# TASK TO COMPLETE
Only a number is wanted: how many lines in these records contain the word "natural"?

# TASK INPUT

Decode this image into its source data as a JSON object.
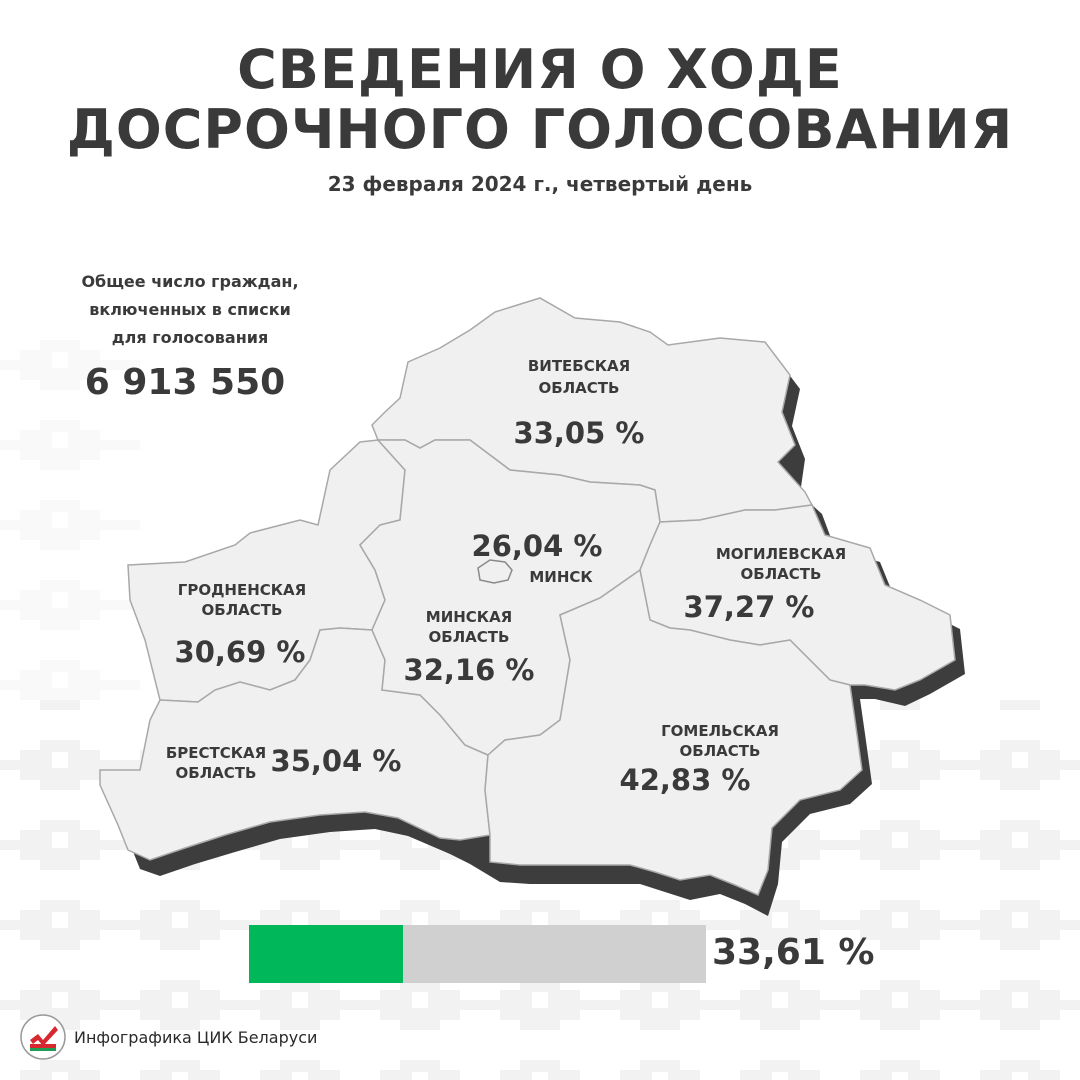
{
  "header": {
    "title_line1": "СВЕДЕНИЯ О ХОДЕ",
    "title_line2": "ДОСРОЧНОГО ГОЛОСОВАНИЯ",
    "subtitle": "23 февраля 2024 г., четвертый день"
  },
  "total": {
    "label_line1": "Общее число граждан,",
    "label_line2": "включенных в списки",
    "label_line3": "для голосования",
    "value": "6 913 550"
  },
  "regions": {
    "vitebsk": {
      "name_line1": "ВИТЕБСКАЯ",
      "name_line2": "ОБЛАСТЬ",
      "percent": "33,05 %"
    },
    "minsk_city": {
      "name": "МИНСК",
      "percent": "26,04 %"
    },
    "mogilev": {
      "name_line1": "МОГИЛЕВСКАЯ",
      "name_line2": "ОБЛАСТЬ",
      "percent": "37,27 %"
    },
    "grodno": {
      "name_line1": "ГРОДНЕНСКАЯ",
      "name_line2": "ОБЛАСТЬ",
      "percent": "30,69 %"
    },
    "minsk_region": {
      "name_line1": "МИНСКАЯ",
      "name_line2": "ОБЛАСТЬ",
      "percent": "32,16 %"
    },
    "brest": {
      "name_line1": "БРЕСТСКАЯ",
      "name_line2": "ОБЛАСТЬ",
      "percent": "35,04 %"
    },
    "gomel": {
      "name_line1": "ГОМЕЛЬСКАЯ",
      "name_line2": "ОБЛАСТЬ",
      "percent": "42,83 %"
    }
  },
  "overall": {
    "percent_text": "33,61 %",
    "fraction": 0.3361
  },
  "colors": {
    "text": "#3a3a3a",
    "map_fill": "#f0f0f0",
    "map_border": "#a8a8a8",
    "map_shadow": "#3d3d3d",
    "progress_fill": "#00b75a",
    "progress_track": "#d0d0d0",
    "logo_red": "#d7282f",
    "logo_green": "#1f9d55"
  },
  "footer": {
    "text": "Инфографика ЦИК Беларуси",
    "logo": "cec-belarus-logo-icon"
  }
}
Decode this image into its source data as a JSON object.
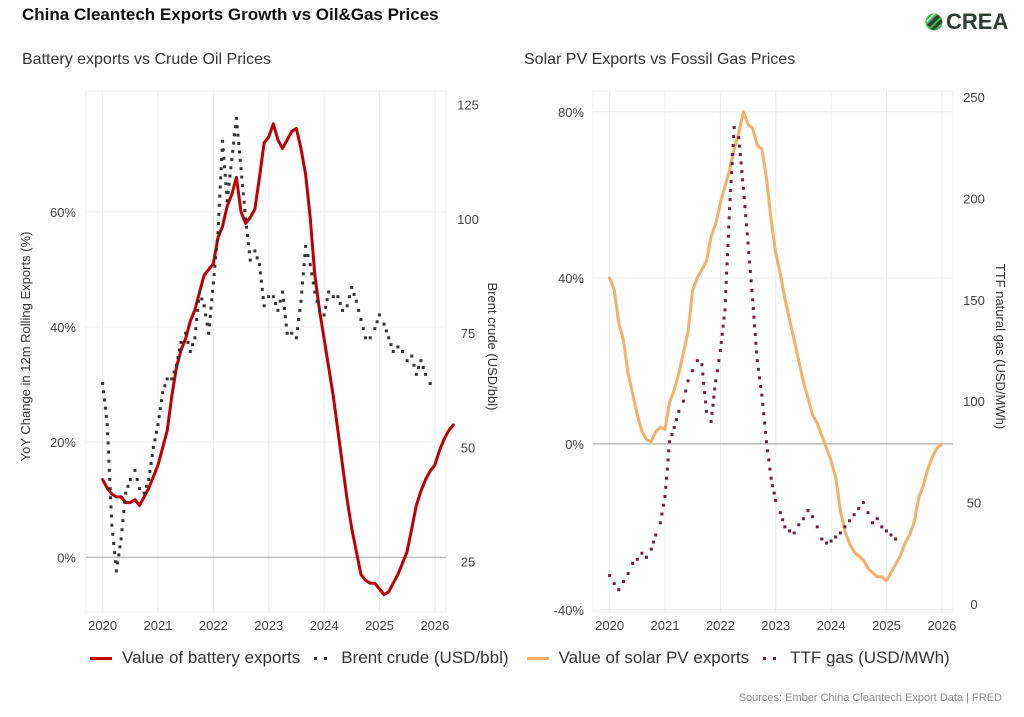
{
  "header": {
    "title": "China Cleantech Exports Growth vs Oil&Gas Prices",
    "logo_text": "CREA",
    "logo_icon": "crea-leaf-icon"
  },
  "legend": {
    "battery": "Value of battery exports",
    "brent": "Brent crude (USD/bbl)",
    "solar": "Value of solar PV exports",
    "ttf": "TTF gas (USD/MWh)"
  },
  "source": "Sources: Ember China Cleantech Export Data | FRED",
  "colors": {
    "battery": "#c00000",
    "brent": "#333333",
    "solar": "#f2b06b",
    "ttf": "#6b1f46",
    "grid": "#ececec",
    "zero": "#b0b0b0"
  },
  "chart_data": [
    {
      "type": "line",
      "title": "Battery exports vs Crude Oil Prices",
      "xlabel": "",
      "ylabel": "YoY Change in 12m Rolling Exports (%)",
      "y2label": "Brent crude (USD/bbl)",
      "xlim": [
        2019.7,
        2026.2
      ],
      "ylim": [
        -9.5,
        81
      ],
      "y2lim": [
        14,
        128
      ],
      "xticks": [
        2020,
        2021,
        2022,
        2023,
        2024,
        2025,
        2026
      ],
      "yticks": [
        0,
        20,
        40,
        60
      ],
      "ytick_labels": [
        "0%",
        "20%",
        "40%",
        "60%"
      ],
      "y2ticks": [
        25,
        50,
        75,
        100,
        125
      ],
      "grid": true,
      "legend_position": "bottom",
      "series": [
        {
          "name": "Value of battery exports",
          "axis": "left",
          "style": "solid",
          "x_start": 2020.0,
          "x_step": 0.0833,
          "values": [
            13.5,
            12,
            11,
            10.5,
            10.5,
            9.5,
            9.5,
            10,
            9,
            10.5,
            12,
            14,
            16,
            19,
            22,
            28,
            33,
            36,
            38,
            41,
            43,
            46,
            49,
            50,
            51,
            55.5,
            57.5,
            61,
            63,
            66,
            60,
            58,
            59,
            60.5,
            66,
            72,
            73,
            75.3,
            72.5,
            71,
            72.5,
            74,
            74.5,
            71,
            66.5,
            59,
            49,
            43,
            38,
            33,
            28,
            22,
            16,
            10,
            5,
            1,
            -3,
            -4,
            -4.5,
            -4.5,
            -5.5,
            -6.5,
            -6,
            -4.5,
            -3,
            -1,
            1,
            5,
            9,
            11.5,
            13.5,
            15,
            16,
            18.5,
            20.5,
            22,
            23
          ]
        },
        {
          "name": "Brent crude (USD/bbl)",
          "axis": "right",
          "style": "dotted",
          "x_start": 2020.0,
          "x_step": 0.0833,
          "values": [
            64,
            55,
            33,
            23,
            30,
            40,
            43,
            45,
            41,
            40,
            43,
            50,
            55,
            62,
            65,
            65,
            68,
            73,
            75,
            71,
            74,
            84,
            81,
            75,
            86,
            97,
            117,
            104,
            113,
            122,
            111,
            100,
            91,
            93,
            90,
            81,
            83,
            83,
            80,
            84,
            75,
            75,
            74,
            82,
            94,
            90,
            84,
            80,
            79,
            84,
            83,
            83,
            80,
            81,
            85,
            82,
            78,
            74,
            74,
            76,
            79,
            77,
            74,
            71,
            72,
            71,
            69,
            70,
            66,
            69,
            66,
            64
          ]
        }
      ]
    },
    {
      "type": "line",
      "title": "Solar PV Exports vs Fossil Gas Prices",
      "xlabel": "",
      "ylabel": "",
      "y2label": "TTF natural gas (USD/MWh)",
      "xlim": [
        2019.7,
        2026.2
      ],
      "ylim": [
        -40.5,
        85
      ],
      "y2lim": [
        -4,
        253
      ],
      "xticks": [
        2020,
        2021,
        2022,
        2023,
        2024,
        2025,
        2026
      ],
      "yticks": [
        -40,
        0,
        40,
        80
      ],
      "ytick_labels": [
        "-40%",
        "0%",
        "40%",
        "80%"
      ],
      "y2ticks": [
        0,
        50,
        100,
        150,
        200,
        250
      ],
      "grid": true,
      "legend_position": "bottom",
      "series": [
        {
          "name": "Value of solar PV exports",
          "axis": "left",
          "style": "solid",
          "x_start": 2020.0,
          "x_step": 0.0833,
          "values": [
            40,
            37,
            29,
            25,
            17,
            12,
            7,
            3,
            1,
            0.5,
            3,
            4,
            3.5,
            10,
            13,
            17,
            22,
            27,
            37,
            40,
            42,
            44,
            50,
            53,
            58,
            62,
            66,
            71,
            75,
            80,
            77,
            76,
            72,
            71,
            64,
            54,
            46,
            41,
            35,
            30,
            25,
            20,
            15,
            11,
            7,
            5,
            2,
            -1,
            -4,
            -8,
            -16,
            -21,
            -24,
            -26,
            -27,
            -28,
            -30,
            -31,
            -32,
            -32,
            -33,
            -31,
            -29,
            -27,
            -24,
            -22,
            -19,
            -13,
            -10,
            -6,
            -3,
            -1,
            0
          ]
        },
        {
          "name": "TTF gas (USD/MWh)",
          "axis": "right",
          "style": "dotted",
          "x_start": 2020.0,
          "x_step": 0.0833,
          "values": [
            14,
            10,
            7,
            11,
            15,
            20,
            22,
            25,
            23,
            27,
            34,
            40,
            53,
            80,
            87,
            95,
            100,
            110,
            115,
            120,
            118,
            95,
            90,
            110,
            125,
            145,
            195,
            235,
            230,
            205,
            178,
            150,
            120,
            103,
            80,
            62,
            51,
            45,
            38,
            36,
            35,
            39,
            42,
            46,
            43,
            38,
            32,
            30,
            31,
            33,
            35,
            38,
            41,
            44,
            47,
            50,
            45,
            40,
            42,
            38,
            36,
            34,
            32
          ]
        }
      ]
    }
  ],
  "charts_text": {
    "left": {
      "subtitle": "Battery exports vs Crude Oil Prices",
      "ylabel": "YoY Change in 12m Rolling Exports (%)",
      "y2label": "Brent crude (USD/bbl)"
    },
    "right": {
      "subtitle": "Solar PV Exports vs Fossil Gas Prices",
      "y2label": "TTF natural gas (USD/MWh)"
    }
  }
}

# OUTPUT BELOW
2